» **Exercise directions**
Using the entries below, restate word for word only the lines from the one with "Output a JSON" to the final line, leaving the pictures out.

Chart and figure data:
^^^^^^^^^^^^^^^^

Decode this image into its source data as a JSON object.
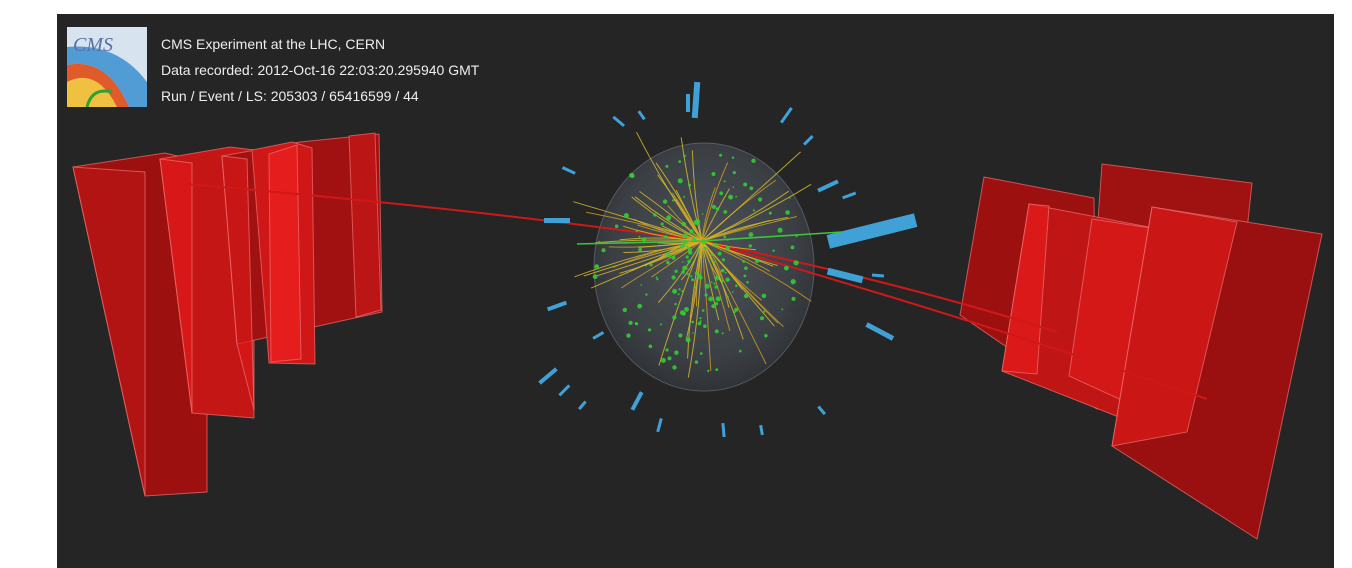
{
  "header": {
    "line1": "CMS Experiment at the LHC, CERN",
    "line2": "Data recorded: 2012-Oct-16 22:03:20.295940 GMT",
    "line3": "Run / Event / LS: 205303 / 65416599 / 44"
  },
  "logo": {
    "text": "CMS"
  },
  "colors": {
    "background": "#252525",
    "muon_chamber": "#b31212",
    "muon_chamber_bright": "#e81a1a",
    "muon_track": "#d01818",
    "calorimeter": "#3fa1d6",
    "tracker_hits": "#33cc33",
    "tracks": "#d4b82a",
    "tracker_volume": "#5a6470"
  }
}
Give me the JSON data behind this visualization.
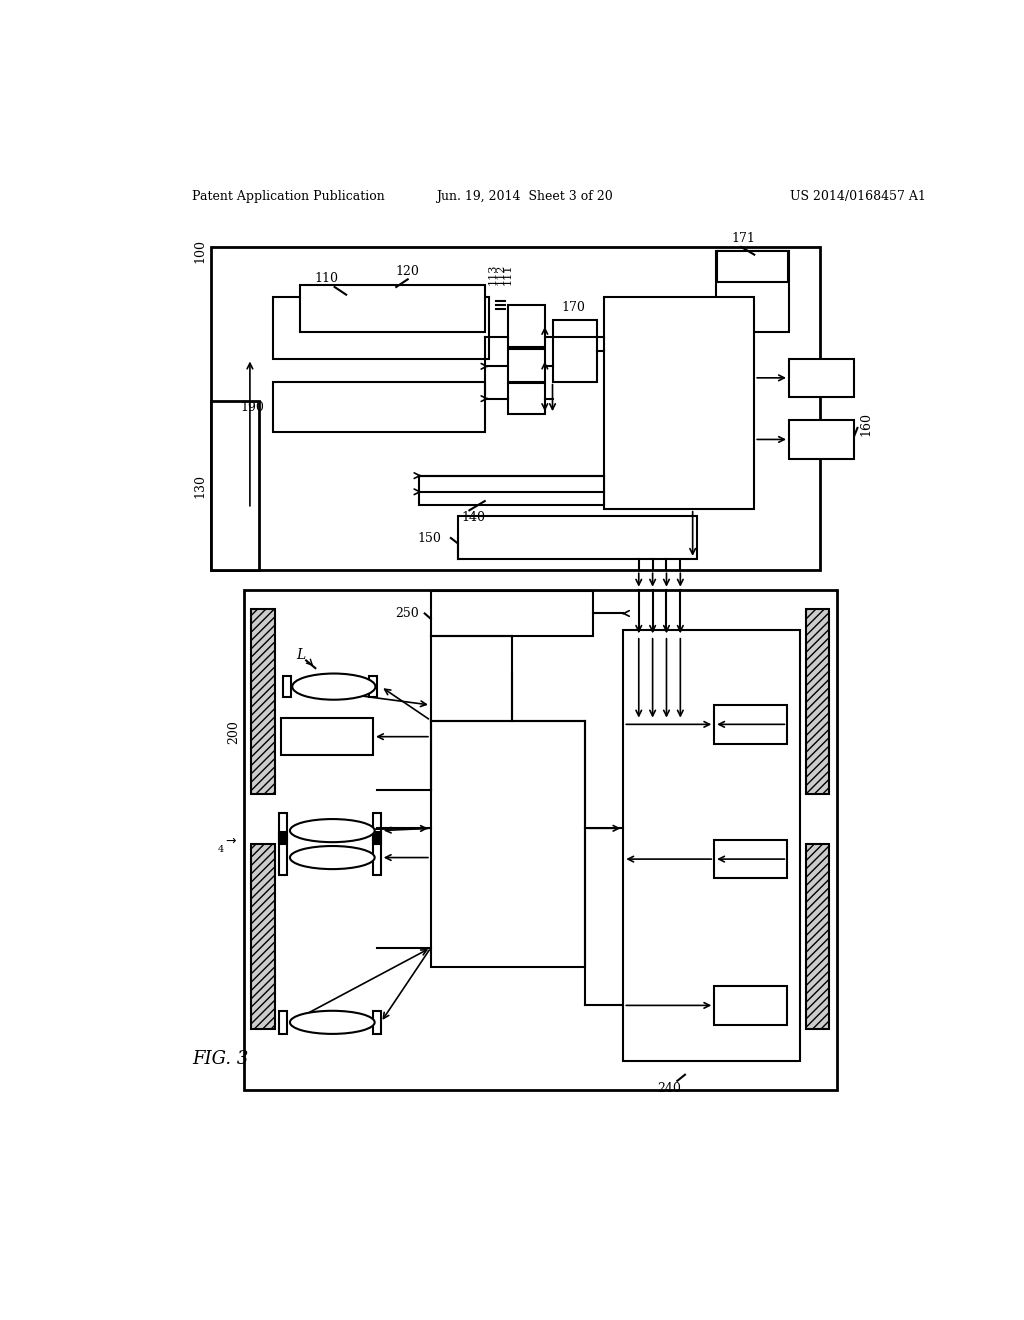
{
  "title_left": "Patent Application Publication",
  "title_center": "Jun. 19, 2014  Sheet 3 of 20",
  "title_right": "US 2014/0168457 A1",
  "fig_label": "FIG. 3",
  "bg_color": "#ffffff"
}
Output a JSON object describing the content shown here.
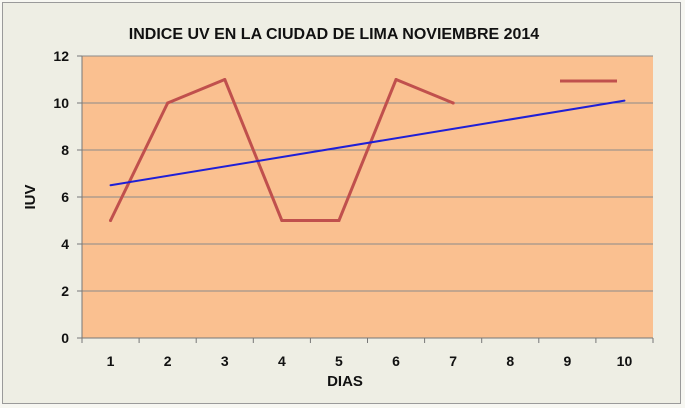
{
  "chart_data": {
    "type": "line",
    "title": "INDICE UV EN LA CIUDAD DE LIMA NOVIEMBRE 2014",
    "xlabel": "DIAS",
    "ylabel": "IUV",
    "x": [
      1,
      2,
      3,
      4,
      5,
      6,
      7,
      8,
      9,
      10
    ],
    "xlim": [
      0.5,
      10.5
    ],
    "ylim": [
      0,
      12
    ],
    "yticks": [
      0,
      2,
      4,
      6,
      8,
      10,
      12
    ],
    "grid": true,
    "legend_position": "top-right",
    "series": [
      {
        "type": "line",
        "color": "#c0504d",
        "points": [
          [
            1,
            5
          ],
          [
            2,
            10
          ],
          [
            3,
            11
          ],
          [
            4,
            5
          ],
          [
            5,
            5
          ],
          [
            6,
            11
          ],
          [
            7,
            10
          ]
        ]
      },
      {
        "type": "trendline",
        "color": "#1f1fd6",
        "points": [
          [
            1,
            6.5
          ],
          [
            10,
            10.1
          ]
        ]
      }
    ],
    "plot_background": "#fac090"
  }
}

^^^^^^^^^^^^^^^^

» **Solution for this task**
Output a JSON object describing the content shown here.
{
  "chart_data": {
    "type": "line",
    "title": "INDICE UV EN LA CIUDAD DE LIMA NOVIEMBRE 2014",
    "xlabel": "DIAS",
    "ylabel": "IUV",
    "x": [
      1,
      2,
      3,
      4,
      5,
      6,
      7,
      8,
      9,
      10
    ],
    "xlim": [
      0.5,
      10.5
    ],
    "ylim": [
      0,
      12
    ],
    "yticks": [
      0,
      2,
      4,
      6,
      8,
      10,
      12
    ],
    "grid": true,
    "legend_position": "top-right",
    "series": [
      {
        "type": "line",
        "color": "#c0504d",
        "points": [
          [
            1,
            5
          ],
          [
            2,
            10
          ],
          [
            3,
            11
          ],
          [
            4,
            5
          ],
          [
            5,
            5
          ],
          [
            6,
            11
          ],
          [
            7,
            10
          ]
        ]
      },
      {
        "type": "trendline",
        "color": "#1f1fd6",
        "points": [
          [
            1,
            6.5
          ],
          [
            10,
            10.1
          ]
        ]
      }
    ],
    "plot_background": "#fac090"
  }
}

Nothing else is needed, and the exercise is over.